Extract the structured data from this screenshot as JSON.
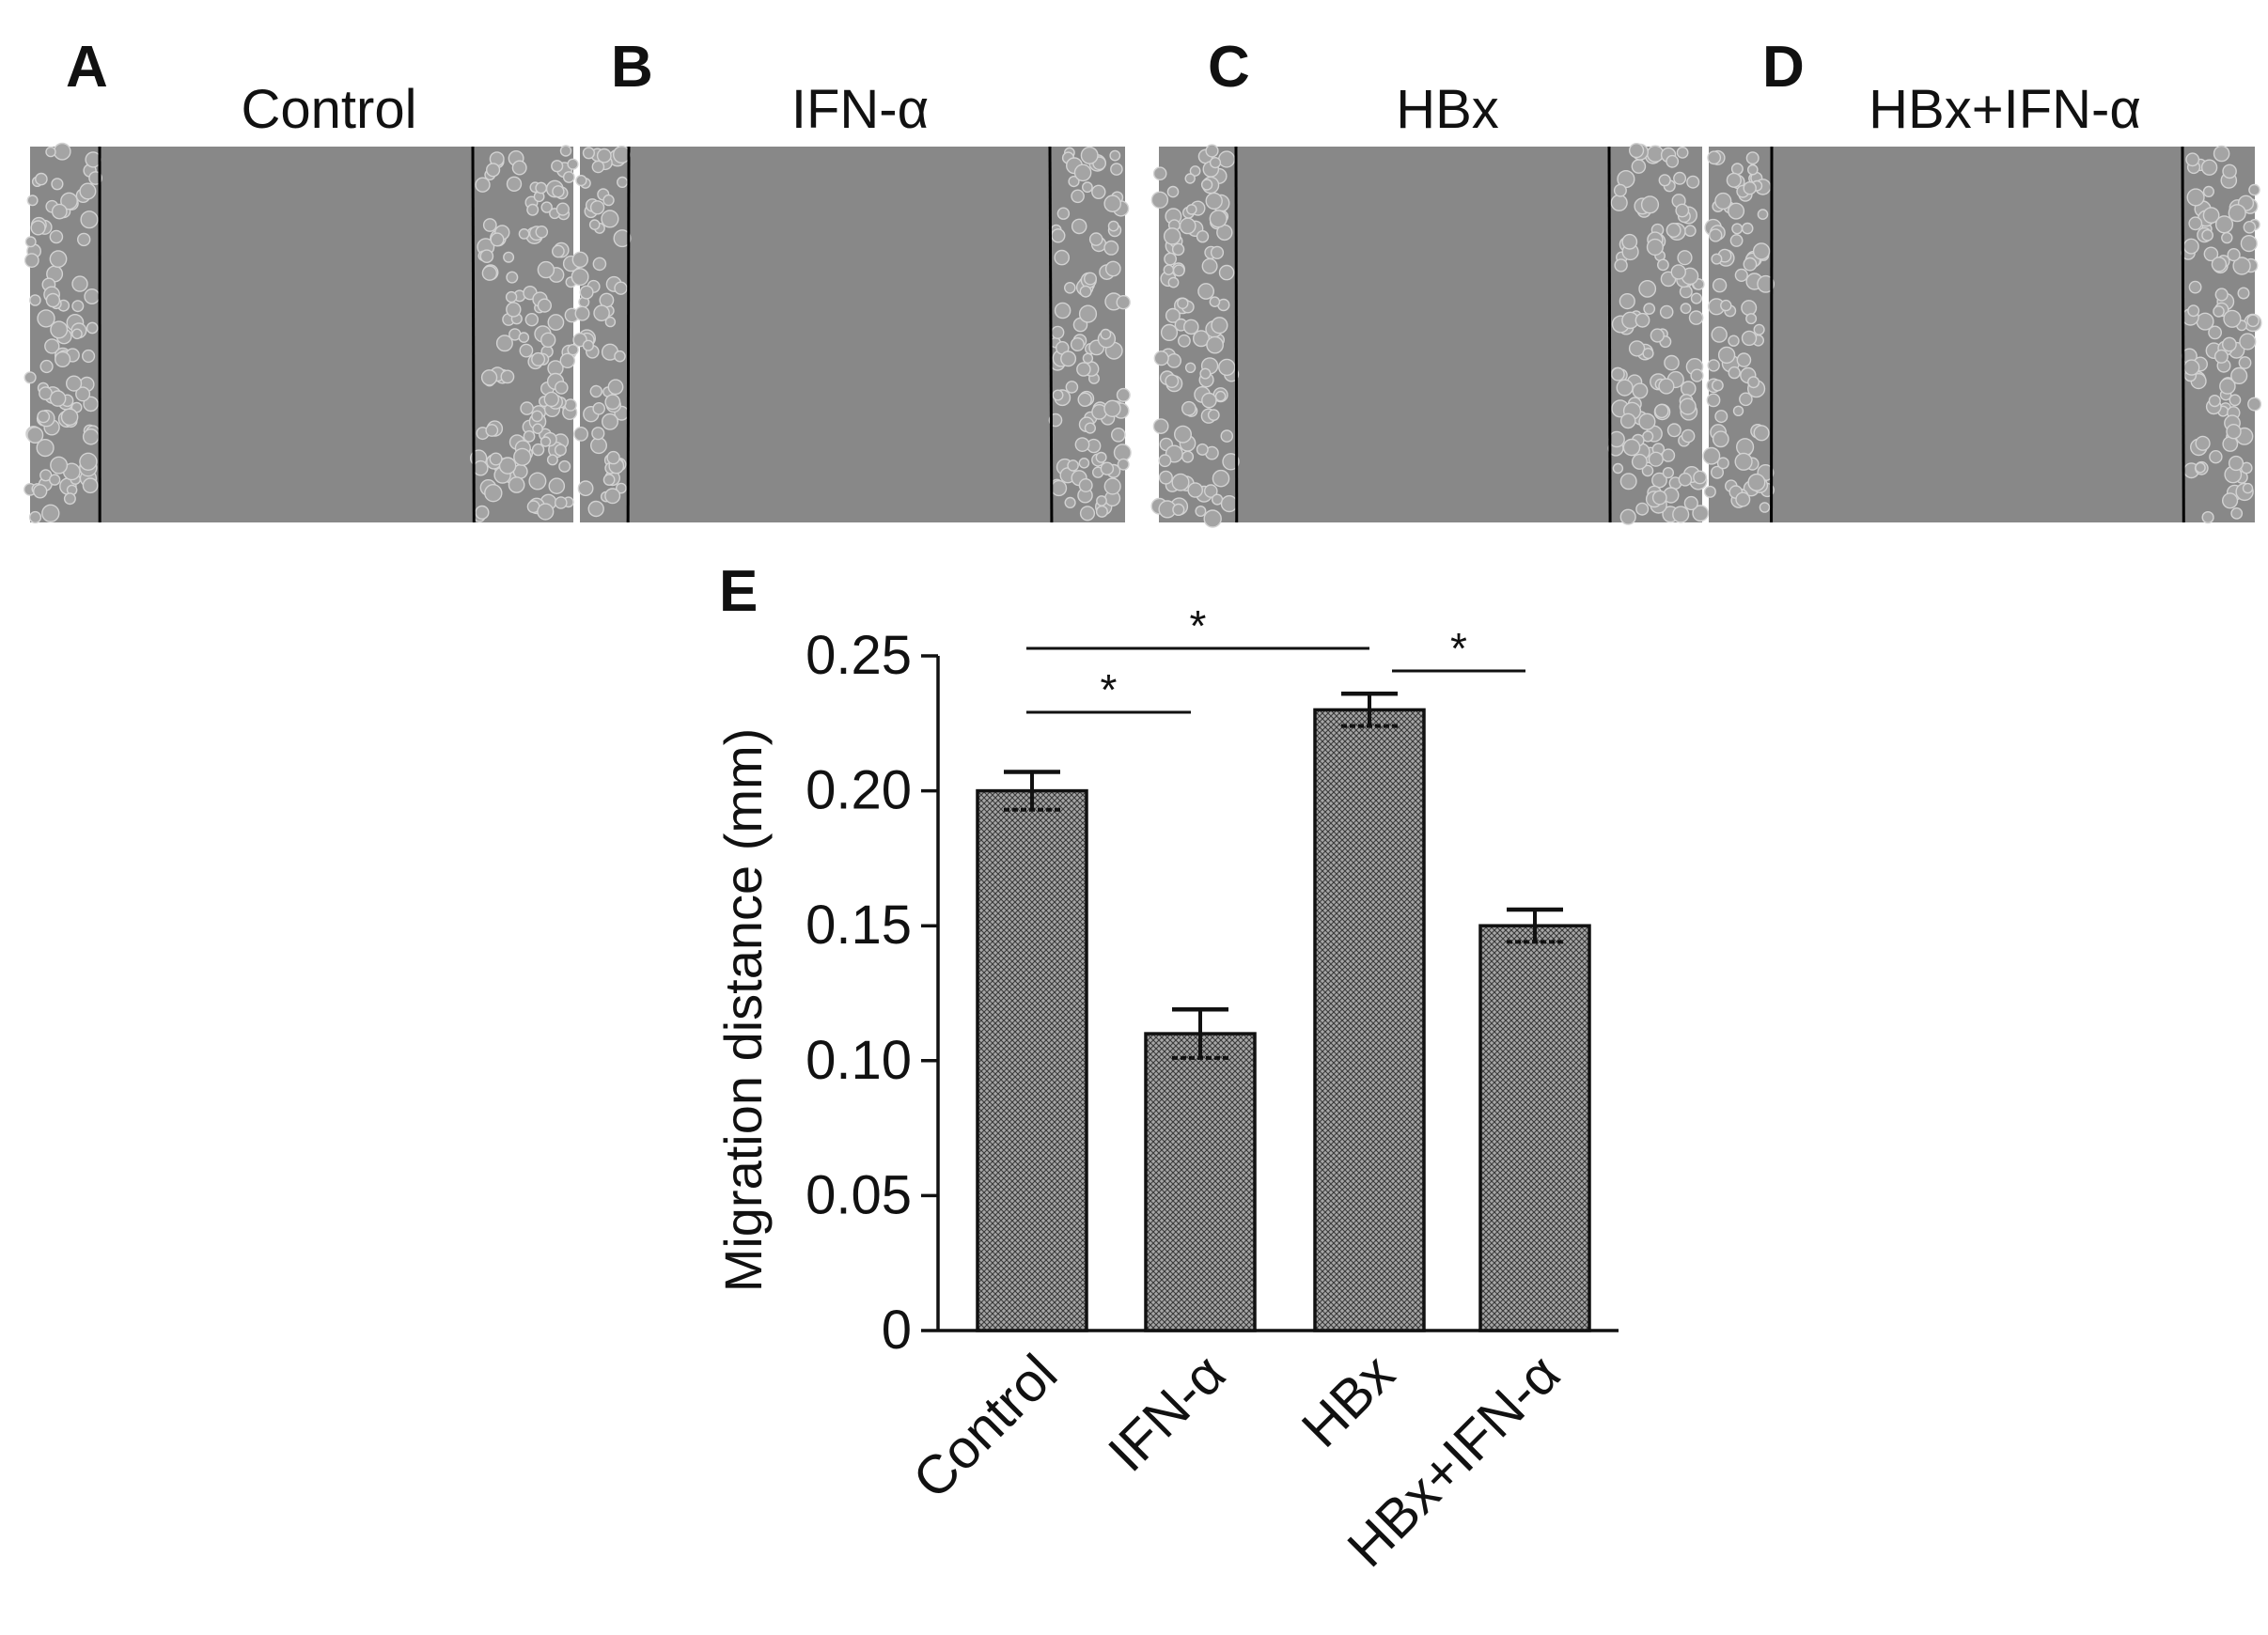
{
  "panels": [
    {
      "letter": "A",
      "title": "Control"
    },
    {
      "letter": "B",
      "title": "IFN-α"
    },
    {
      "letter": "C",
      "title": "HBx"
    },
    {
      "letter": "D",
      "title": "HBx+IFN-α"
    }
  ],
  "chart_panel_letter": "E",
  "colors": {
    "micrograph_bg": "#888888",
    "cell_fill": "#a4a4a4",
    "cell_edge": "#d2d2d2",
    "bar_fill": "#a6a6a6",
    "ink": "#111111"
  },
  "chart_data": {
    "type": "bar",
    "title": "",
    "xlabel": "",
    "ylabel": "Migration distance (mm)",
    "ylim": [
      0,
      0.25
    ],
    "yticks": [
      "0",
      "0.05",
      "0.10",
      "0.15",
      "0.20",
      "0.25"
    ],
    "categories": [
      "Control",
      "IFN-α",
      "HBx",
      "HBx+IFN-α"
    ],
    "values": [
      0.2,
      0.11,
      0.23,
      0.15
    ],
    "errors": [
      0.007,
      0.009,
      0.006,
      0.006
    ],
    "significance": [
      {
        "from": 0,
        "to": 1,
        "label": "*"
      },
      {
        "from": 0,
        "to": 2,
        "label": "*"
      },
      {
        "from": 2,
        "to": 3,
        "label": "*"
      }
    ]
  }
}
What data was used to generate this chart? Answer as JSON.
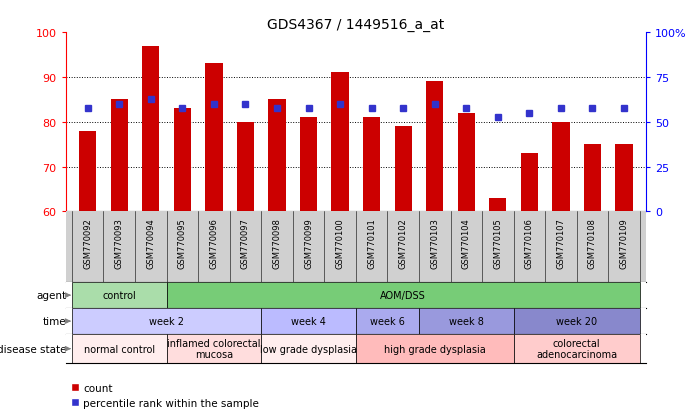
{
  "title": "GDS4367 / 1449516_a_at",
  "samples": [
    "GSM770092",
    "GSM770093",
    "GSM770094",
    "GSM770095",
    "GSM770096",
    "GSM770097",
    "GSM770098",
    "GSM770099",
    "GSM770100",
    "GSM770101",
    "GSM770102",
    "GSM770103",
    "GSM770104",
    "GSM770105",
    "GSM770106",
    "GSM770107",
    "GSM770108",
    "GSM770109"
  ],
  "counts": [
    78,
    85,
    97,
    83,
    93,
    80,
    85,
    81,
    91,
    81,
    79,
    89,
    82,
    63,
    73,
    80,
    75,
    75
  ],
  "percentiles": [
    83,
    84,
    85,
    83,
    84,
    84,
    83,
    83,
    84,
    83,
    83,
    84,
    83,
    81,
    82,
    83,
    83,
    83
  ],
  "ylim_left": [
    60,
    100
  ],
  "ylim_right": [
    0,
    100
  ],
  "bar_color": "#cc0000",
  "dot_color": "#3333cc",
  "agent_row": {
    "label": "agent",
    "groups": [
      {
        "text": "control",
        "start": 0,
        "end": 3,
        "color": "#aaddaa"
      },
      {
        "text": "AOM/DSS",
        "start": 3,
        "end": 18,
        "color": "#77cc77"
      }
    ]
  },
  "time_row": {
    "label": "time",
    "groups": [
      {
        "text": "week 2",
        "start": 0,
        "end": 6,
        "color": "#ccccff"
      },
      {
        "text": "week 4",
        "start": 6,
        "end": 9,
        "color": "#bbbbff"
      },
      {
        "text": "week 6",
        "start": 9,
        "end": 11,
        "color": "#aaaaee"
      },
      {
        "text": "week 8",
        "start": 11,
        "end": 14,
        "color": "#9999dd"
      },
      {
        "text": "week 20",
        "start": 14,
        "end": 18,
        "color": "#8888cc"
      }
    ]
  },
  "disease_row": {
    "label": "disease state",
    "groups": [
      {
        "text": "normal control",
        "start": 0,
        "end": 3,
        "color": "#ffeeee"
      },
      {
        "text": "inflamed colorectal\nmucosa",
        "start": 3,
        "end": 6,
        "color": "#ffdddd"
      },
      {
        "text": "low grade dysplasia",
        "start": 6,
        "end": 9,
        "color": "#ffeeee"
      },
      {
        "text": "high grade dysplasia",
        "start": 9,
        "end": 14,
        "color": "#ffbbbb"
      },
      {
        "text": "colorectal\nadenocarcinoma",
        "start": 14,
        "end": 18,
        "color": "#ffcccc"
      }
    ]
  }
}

┄┄┄┄┄┄

> **GIVEN EXERCISE**
Reproduce the listing exactly. Leave its pictures out.

> **ANSWER FOR THE TASK**
Extract the structured data from this screenshot as JSON.
{
  "panels": [
    {
      "letter": "A",
      "title": "Control"
    },
    {
      "letter": "B",
      "title": "IFN-α"
    },
    {
      "letter": "C",
      "title": "HBx"
    },
    {
      "letter": "D",
      "title": "HBx+IFN-α"
    }
  ],
  "chart_panel_letter": "E",
  "colors": {
    "micrograph_bg": "#888888",
    "cell_fill": "#a4a4a4",
    "cell_edge": "#d2d2d2",
    "bar_fill": "#a6a6a6",
    "ink": "#111111"
  },
  "chart_data": {
    "type": "bar",
    "title": "",
    "xlabel": "",
    "ylabel": "Migration distance (mm)",
    "ylim": [
      0,
      0.25
    ],
    "yticks": [
      "0",
      "0.05",
      "0.10",
      "0.15",
      "0.20",
      "0.25"
    ],
    "categories": [
      "Control",
      "IFN-α",
      "HBx",
      "HBx+IFN-α"
    ],
    "values": [
      0.2,
      0.11,
      0.23,
      0.15
    ],
    "errors": [
      0.007,
      0.009,
      0.006,
      0.006
    ],
    "significance": [
      {
        "from": 0,
        "to": 1,
        "label": "*"
      },
      {
        "from": 0,
        "to": 2,
        "label": "*"
      },
      {
        "from": 2,
        "to": 3,
        "label": "*"
      }
    ]
  }
}
What data was used to generate this chart? Answer as JSON.
{
  "title": "GDS4367 / 1449516_a_at",
  "samples": [
    "GSM770092",
    "GSM770093",
    "GSM770094",
    "GSM770095",
    "GSM770096",
    "GSM770097",
    "GSM770098",
    "GSM770099",
    "GSM770100",
    "GSM770101",
    "GSM770102",
    "GSM770103",
    "GSM770104",
    "GSM770105",
    "GSM770106",
    "GSM770107",
    "GSM770108",
    "GSM770109"
  ],
  "counts": [
    78,
    85,
    97,
    83,
    93,
    80,
    85,
    81,
    91,
    81,
    79,
    89,
    82,
    63,
    73,
    80,
    75,
    75
  ],
  "percentiles": [
    83,
    84,
    85,
    83,
    84,
    84,
    83,
    83,
    84,
    83,
    83,
    84,
    83,
    81,
    82,
    83,
    83,
    83
  ],
  "ylim_left": [
    60,
    100
  ],
  "ylim_right": [
    0,
    100
  ],
  "bar_color": "#cc0000",
  "dot_color": "#3333cc",
  "agent_row": {
    "label": "agent",
    "groups": [
      {
        "text": "control",
        "start": 0,
        "end": 3,
        "color": "#aaddaa"
      },
      {
        "text": "AOM/DSS",
        "start": 3,
        "end": 18,
        "color": "#77cc77"
      }
    ]
  },
  "time_row": {
    "label": "time",
    "groups": [
      {
        "text": "week 2",
        "start": 0,
        "end": 6,
        "color": "#ccccff"
      },
      {
        "text": "week 4",
        "start": 6,
        "end": 9,
        "color": "#bbbbff"
      },
      {
        "text": "week 6",
        "start": 9,
        "end": 11,
        "color": "#aaaaee"
      },
      {
        "text": "week 8",
        "start": 11,
        "end": 14,
        "color": "#9999dd"
      },
      {
        "text": "week 20",
        "start": 14,
        "end": 18,
        "color": "#8888cc"
      }
    ]
  },
  "disease_row": {
    "label": "disease state",
    "groups": [
      {
        "text": "normal control",
        "start": 0,
        "end": 3,
        "color": "#ffeeee"
      },
      {
        "text": "inflamed colorectal\nmucosa",
        "start": 3,
        "end": 6,
        "color": "#ffdddd"
      },
      {
        "text": "low grade dysplasia",
        "start": 6,
        "end": 9,
        "color": "#ffeeee"
      },
      {
        "text": "high grade dysplasia",
        "start": 9,
        "end": 14,
        "color": "#ffbbbb"
      },
      {
        "text": "colorectal\nadenocarcinoma",
        "start": 14,
        "end": 18,
        "color": "#ffcccc"
      }
    ]
  }
}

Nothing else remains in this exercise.